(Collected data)
▬▬▬▬▬▬
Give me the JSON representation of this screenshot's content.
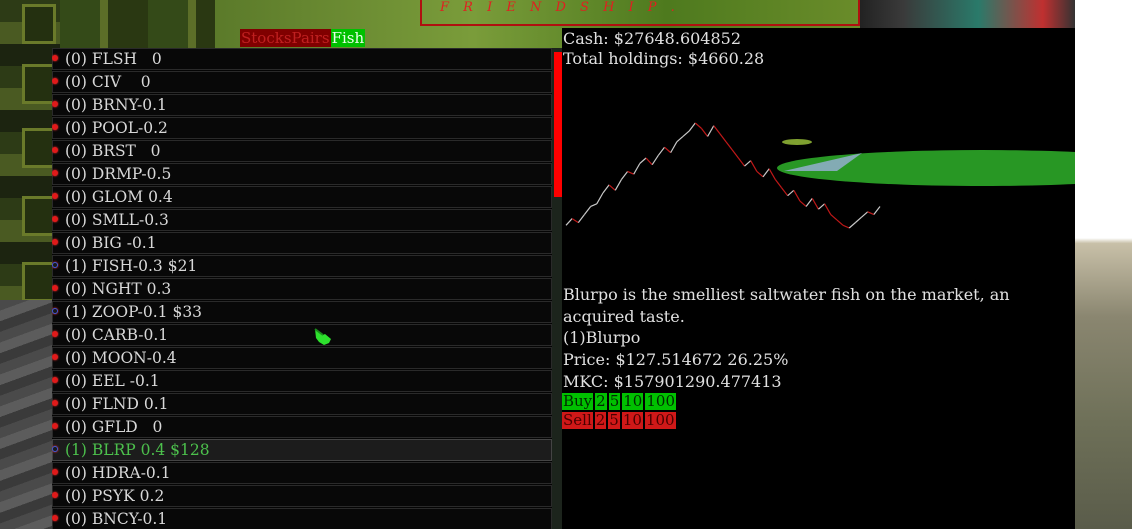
{
  "background": {
    "banner_text": "F R I E N D S H I P ."
  },
  "tabs": [
    {
      "label": "StocksPairs",
      "active": false
    },
    {
      "label": "Fish",
      "active": true
    }
  ],
  "stocks": [
    {
      "text": "(0) FLSH   0",
      "owned": false,
      "selected": false
    },
    {
      "text": "(0) CIV    0",
      "owned": false,
      "selected": false
    },
    {
      "text": "(0) BRNY-0.1",
      "owned": false,
      "selected": false
    },
    {
      "text": "(0) POOL-0.2",
      "owned": false,
      "selected": false
    },
    {
      "text": "(0) BRST   0",
      "owned": false,
      "selected": false
    },
    {
      "text": "(0) DRMP-0.5",
      "owned": false,
      "selected": false
    },
    {
      "text": "(0) GLOM 0.4",
      "owned": false,
      "selected": false
    },
    {
      "text": "(0) SMLL-0.3",
      "owned": false,
      "selected": false
    },
    {
      "text": "(0) BIG -0.1",
      "owned": false,
      "selected": false
    },
    {
      "text": "(1) FISH-0.3 $21",
      "owned": true,
      "selected": false
    },
    {
      "text": "(0) NGHT 0.3",
      "owned": false,
      "selected": false
    },
    {
      "text": "(1) ZOOP-0.1 $33",
      "owned": true,
      "selected": false
    },
    {
      "text": "(0) CARB-0.1",
      "owned": false,
      "selected": false
    },
    {
      "text": "(0) MOON-0.4",
      "owned": false,
      "selected": false
    },
    {
      "text": "(0) EEL -0.1",
      "owned": false,
      "selected": false
    },
    {
      "text": "(0) FLND 0.1",
      "owned": false,
      "selected": false
    },
    {
      "text": "(0) GFLD   0",
      "owned": false,
      "selected": false
    },
    {
      "text": "(1) BLRP 0.4 $128",
      "owned": true,
      "selected": true
    },
    {
      "text": "(0) HDRA-0.1",
      "owned": false,
      "selected": false
    },
    {
      "text": "(0) PSYK 0.2",
      "owned": false,
      "selected": false
    },
    {
      "text": "(0) BNCY-0.1",
      "owned": false,
      "selected": false
    }
  ],
  "info": {
    "cash": "Cash: $27648.604852",
    "holdings": "Total holdings: $4660.28",
    "description": "Blurpo is the smelliest saltwater fish on the market, an acquired taste.",
    "name": "(1)Blurpo",
    "price": "Price: $127.514672 26.25%",
    "mkc": "MKC: $157901290.477413"
  },
  "buy": {
    "label": "Buy",
    "amounts": [
      "2",
      "5",
      "10",
      "100"
    ]
  },
  "sell": {
    "label": "Sell",
    "amounts": [
      "2",
      "5",
      "10",
      "100"
    ]
  },
  "chart_data": {
    "type": "line",
    "colors": {
      "up": "#c8c8c8",
      "down": "#c01818"
    },
    "values": [
      4,
      9,
      6,
      12,
      18,
      20,
      28,
      34,
      30,
      38,
      44,
      42,
      50,
      54,
      49,
      56,
      62,
      58,
      66,
      70,
      74,
      80,
      76,
      70,
      78,
      72,
      66,
      60,
      54,
      48,
      52,
      44,
      40,
      46,
      38,
      32,
      26,
      30,
      22,
      18,
      24,
      16,
      20,
      12,
      8,
      4,
      2,
      6,
      10,
      14,
      12,
      18
    ]
  }
}
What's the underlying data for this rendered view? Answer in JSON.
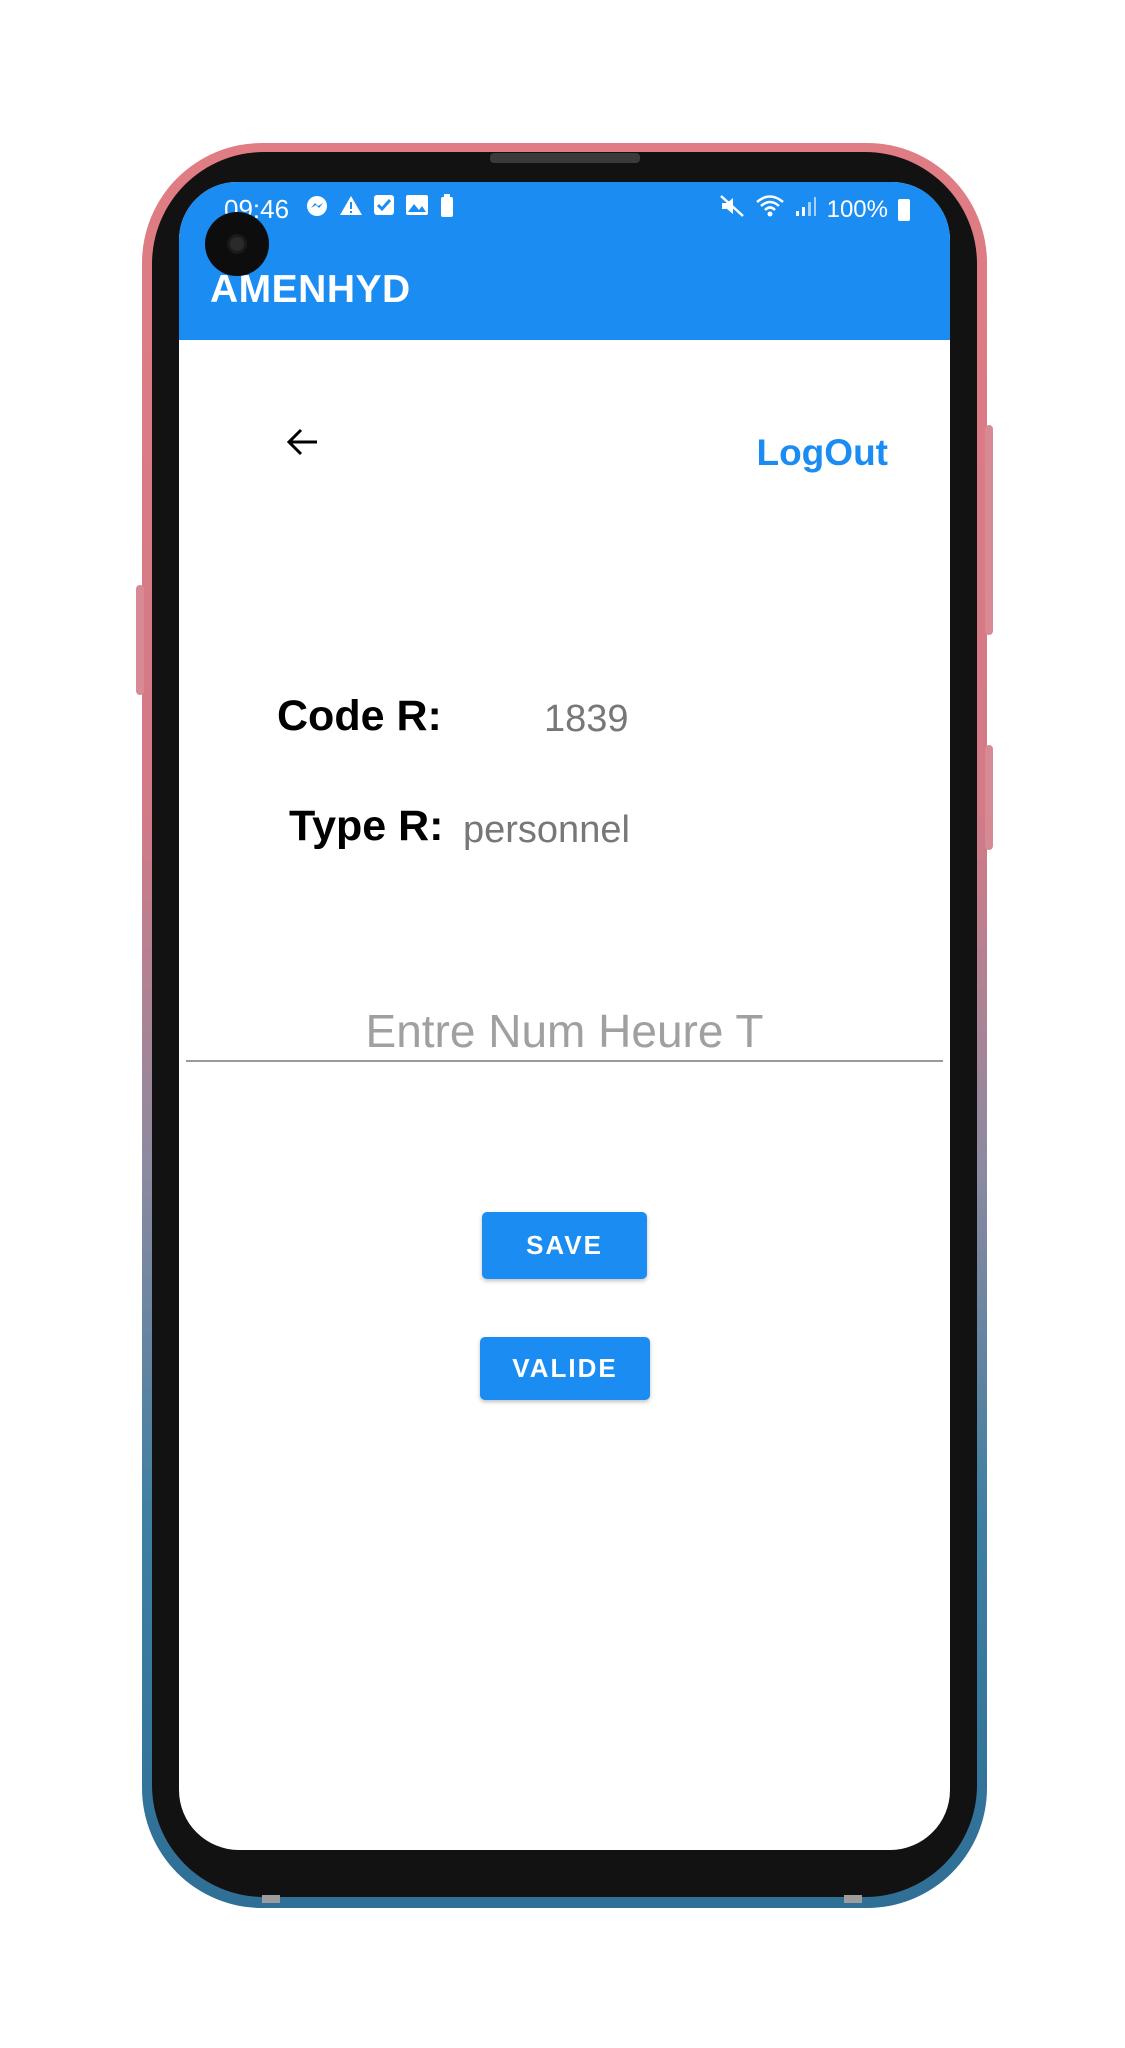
{
  "status_bar": {
    "time": "09:46",
    "left_icons": [
      "messenger-icon",
      "warning-icon",
      "checkbox-icon",
      "image-icon",
      "battery-saver-icon"
    ],
    "battery": "100%"
  },
  "app_bar": {
    "title": "AMENHYD",
    "color": "#1a8cf2"
  },
  "nav": {
    "logout_label": "LogOut"
  },
  "info": {
    "code_label": "Code R:",
    "code_value": "1839",
    "type_label": "Type R:",
    "type_value": "personnel"
  },
  "entry": {
    "placeholder": "Entre Num Heure T",
    "value": ""
  },
  "buttons": {
    "save_label": "SAVE",
    "valide_label": "VALIDE"
  }
}
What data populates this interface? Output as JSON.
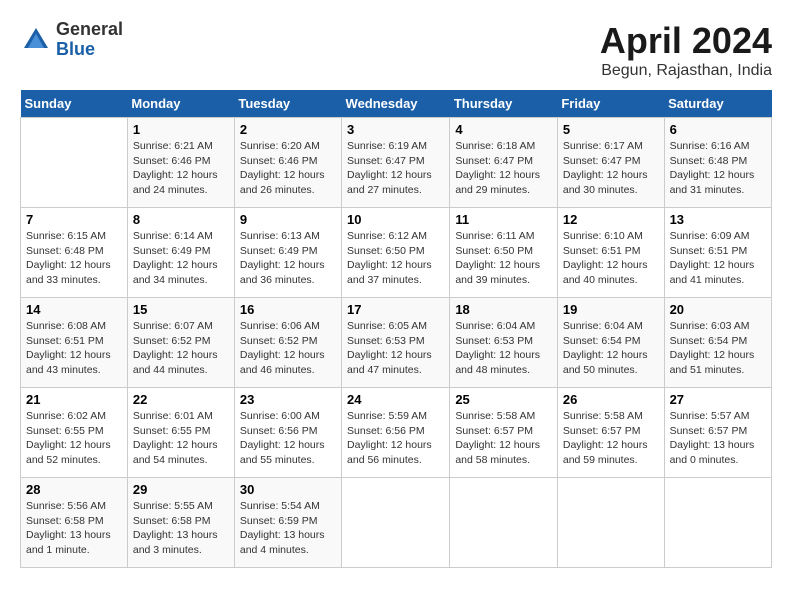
{
  "header": {
    "logo_line1": "General",
    "logo_line2": "Blue",
    "month": "April 2024",
    "location": "Begun, Rajasthan, India"
  },
  "weekdays": [
    "Sunday",
    "Monday",
    "Tuesday",
    "Wednesday",
    "Thursday",
    "Friday",
    "Saturday"
  ],
  "weeks": [
    [
      {
        "num": "",
        "info": ""
      },
      {
        "num": "1",
        "info": "Sunrise: 6:21 AM\nSunset: 6:46 PM\nDaylight: 12 hours\nand 24 minutes."
      },
      {
        "num": "2",
        "info": "Sunrise: 6:20 AM\nSunset: 6:46 PM\nDaylight: 12 hours\nand 26 minutes."
      },
      {
        "num": "3",
        "info": "Sunrise: 6:19 AM\nSunset: 6:47 PM\nDaylight: 12 hours\nand 27 minutes."
      },
      {
        "num": "4",
        "info": "Sunrise: 6:18 AM\nSunset: 6:47 PM\nDaylight: 12 hours\nand 29 minutes."
      },
      {
        "num": "5",
        "info": "Sunrise: 6:17 AM\nSunset: 6:47 PM\nDaylight: 12 hours\nand 30 minutes."
      },
      {
        "num": "6",
        "info": "Sunrise: 6:16 AM\nSunset: 6:48 PM\nDaylight: 12 hours\nand 31 minutes."
      }
    ],
    [
      {
        "num": "7",
        "info": "Sunrise: 6:15 AM\nSunset: 6:48 PM\nDaylight: 12 hours\nand 33 minutes."
      },
      {
        "num": "8",
        "info": "Sunrise: 6:14 AM\nSunset: 6:49 PM\nDaylight: 12 hours\nand 34 minutes."
      },
      {
        "num": "9",
        "info": "Sunrise: 6:13 AM\nSunset: 6:49 PM\nDaylight: 12 hours\nand 36 minutes."
      },
      {
        "num": "10",
        "info": "Sunrise: 6:12 AM\nSunset: 6:50 PM\nDaylight: 12 hours\nand 37 minutes."
      },
      {
        "num": "11",
        "info": "Sunrise: 6:11 AM\nSunset: 6:50 PM\nDaylight: 12 hours\nand 39 minutes."
      },
      {
        "num": "12",
        "info": "Sunrise: 6:10 AM\nSunset: 6:51 PM\nDaylight: 12 hours\nand 40 minutes."
      },
      {
        "num": "13",
        "info": "Sunrise: 6:09 AM\nSunset: 6:51 PM\nDaylight: 12 hours\nand 41 minutes."
      }
    ],
    [
      {
        "num": "14",
        "info": "Sunrise: 6:08 AM\nSunset: 6:51 PM\nDaylight: 12 hours\nand 43 minutes."
      },
      {
        "num": "15",
        "info": "Sunrise: 6:07 AM\nSunset: 6:52 PM\nDaylight: 12 hours\nand 44 minutes."
      },
      {
        "num": "16",
        "info": "Sunrise: 6:06 AM\nSunset: 6:52 PM\nDaylight: 12 hours\nand 46 minutes."
      },
      {
        "num": "17",
        "info": "Sunrise: 6:05 AM\nSunset: 6:53 PM\nDaylight: 12 hours\nand 47 minutes."
      },
      {
        "num": "18",
        "info": "Sunrise: 6:04 AM\nSunset: 6:53 PM\nDaylight: 12 hours\nand 48 minutes."
      },
      {
        "num": "19",
        "info": "Sunrise: 6:04 AM\nSunset: 6:54 PM\nDaylight: 12 hours\nand 50 minutes."
      },
      {
        "num": "20",
        "info": "Sunrise: 6:03 AM\nSunset: 6:54 PM\nDaylight: 12 hours\nand 51 minutes."
      }
    ],
    [
      {
        "num": "21",
        "info": "Sunrise: 6:02 AM\nSunset: 6:55 PM\nDaylight: 12 hours\nand 52 minutes."
      },
      {
        "num": "22",
        "info": "Sunrise: 6:01 AM\nSunset: 6:55 PM\nDaylight: 12 hours\nand 54 minutes."
      },
      {
        "num": "23",
        "info": "Sunrise: 6:00 AM\nSunset: 6:56 PM\nDaylight: 12 hours\nand 55 minutes."
      },
      {
        "num": "24",
        "info": "Sunrise: 5:59 AM\nSunset: 6:56 PM\nDaylight: 12 hours\nand 56 minutes."
      },
      {
        "num": "25",
        "info": "Sunrise: 5:58 AM\nSunset: 6:57 PM\nDaylight: 12 hours\nand 58 minutes."
      },
      {
        "num": "26",
        "info": "Sunrise: 5:58 AM\nSunset: 6:57 PM\nDaylight: 12 hours\nand 59 minutes."
      },
      {
        "num": "27",
        "info": "Sunrise: 5:57 AM\nSunset: 6:57 PM\nDaylight: 13 hours\nand 0 minutes."
      }
    ],
    [
      {
        "num": "28",
        "info": "Sunrise: 5:56 AM\nSunset: 6:58 PM\nDaylight: 13 hours\nand 1 minute."
      },
      {
        "num": "29",
        "info": "Sunrise: 5:55 AM\nSunset: 6:58 PM\nDaylight: 13 hours\nand 3 minutes."
      },
      {
        "num": "30",
        "info": "Sunrise: 5:54 AM\nSunset: 6:59 PM\nDaylight: 13 hours\nand 4 minutes."
      },
      {
        "num": "",
        "info": ""
      },
      {
        "num": "",
        "info": ""
      },
      {
        "num": "",
        "info": ""
      },
      {
        "num": "",
        "info": ""
      }
    ]
  ]
}
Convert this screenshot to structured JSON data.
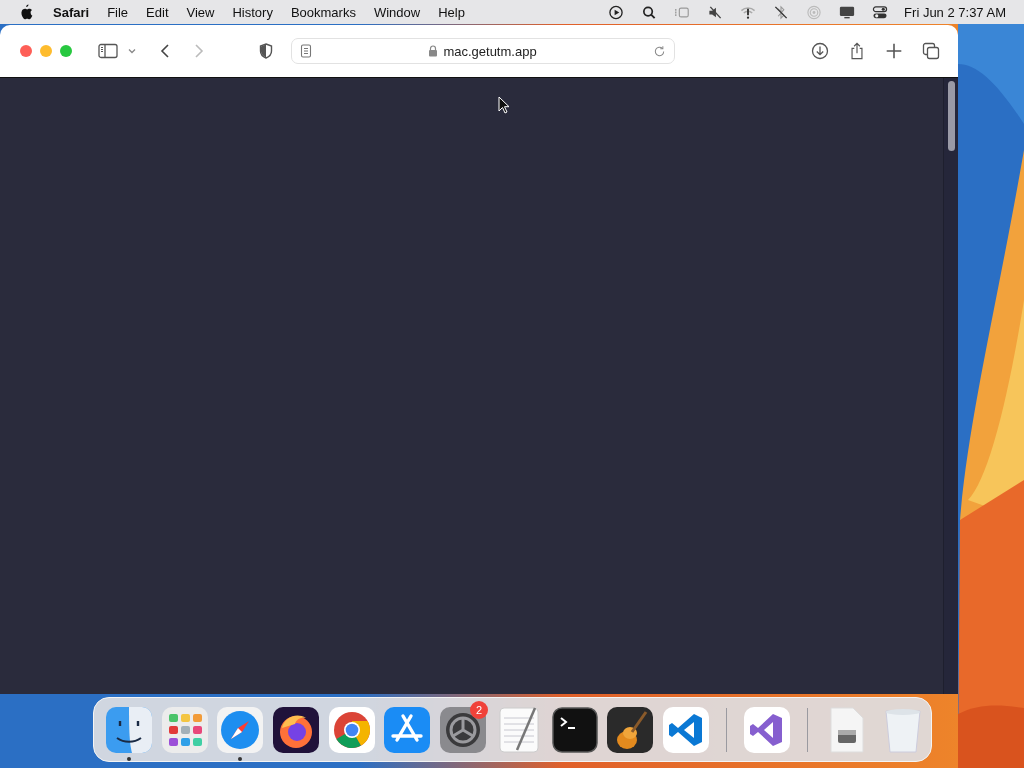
{
  "menu_bar": {
    "app_name": "Safari",
    "menus": [
      "File",
      "Edit",
      "View",
      "History",
      "Bookmarks",
      "Window",
      "Help"
    ],
    "clock": "Fri Jun 2  7:37 AM"
  },
  "browser": {
    "nav": [
      {
        "kind": "back",
        "disabled": false
      },
      {
        "kind": "forward",
        "disabled": true
      }
    ],
    "address": "mac.getutm.app"
  },
  "dock": {
    "sections": [
      [
        {
          "kind": "finder",
          "running": true
        },
        {
          "kind": "launchpad",
          "running": false
        },
        {
          "kind": "safari",
          "running": true
        },
        {
          "kind": "firefox",
          "running": false
        },
        {
          "kind": "chrome",
          "running": false
        },
        {
          "kind": "appstore",
          "running": false
        },
        {
          "kind": "settings",
          "running": false,
          "badge": "2"
        },
        {
          "kind": "textedit",
          "running": false
        },
        {
          "kind": "terminal",
          "running": false
        },
        {
          "kind": "garageband",
          "running": false
        },
        {
          "kind": "vscode",
          "running": false
        }
      ],
      [
        {
          "kind": "visualstudio",
          "running": false
        }
      ],
      [
        {
          "kind": "diskimage",
          "running": false
        },
        {
          "kind": "trash",
          "running": false
        }
      ]
    ]
  }
}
▬▬▬▬▬▬
- **Given problem**: State the number of lines holding the word "screenshot" in the listing. Add nothing else.

- **Correct result**: 2